== Exercise data ==
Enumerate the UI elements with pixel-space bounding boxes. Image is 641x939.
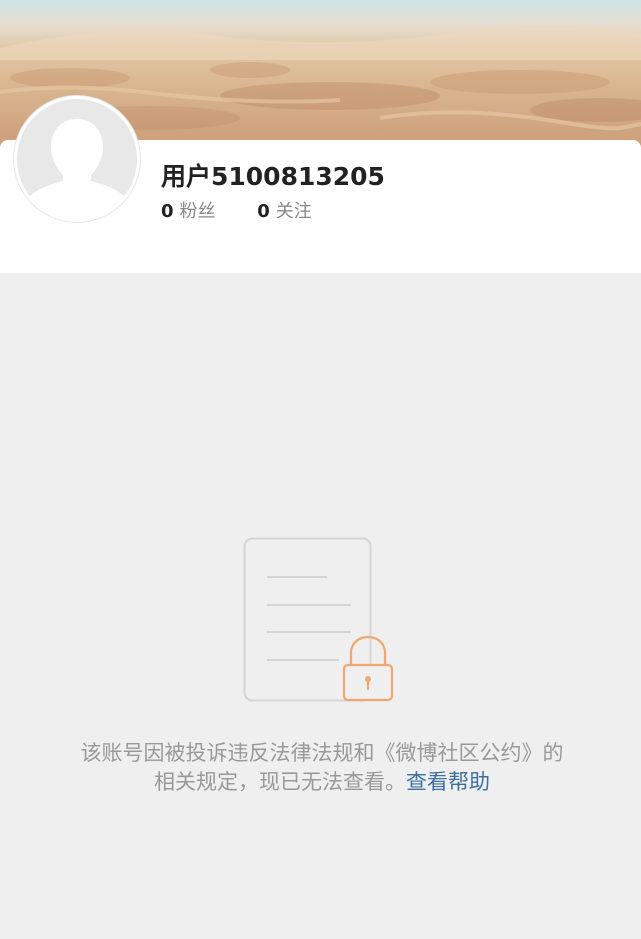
username: 用户5100813205 <box>161 162 385 191</box>
following-stat[interactable]: 0 关注 <box>257 197 312 223</box>
locked-document-illustration <box>243 537 395 703</box>
account-suspended-notice: 该账号因被投诉违反法律法规和《微博社区公约》的相关规定，现已无法查看。查看帮助 <box>72 739 572 797</box>
user-avatar[interactable] <box>14 96 140 222</box>
followers-label: 粉丝 <box>179 201 216 222</box>
followers-stat[interactable]: 0 粉丝 <box>161 197 216 223</box>
help-link[interactable]: 查看帮助 <box>406 770 490 794</box>
default-avatar-icon <box>25 119 129 219</box>
following-label: 关注 <box>275 201 312 222</box>
following-count: 0 <box>257 201 270 222</box>
followers-count: 0 <box>161 201 174 222</box>
notice-message: 该账号因被投诉违反法律法规和《微博社区公约》的相关规定，现已无法查看。 <box>80 741 564 794</box>
profile-stats: 0 粉丝 0 关注 <box>161 197 312 223</box>
locked-document-icon <box>243 537 394 702</box>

== Short problem ==
Edit the entries above so that every "interactable" reads "clickable", keeping everything else the same. Write out all of the entries but omit the pictures.

== Result for this exercise ==
Enumerate the UI elements with pixel-space bounding boxes. Image is 641x939.
username: 用户5100813205 <box>161 162 385 191</box>
following-stat[clickable]: 0 关注 <box>257 197 312 223</box>
locked-document-illustration <box>243 537 395 703</box>
account-suspended-notice: 该账号因被投诉违反法律法规和《微博社区公约》的相关规定，现已无法查看。查看帮助 <box>72 739 572 797</box>
user-avatar[clickable] <box>14 96 140 222</box>
followers-label: 粉丝 <box>179 201 216 222</box>
followers-stat[clickable]: 0 粉丝 <box>161 197 216 223</box>
help-link[clickable]: 查看帮助 <box>406 770 490 794</box>
default-avatar-icon <box>25 119 129 219</box>
following-label: 关注 <box>275 201 312 222</box>
following-count: 0 <box>257 201 270 222</box>
followers-count: 0 <box>161 201 174 222</box>
notice-message: 该账号因被投诉违反法律法规和《微博社区公约》的相关规定，现已无法查看。 <box>80 741 564 794</box>
profile-stats: 0 粉丝 0 关注 <box>161 197 312 223</box>
locked-document-icon <box>243 537 394 702</box>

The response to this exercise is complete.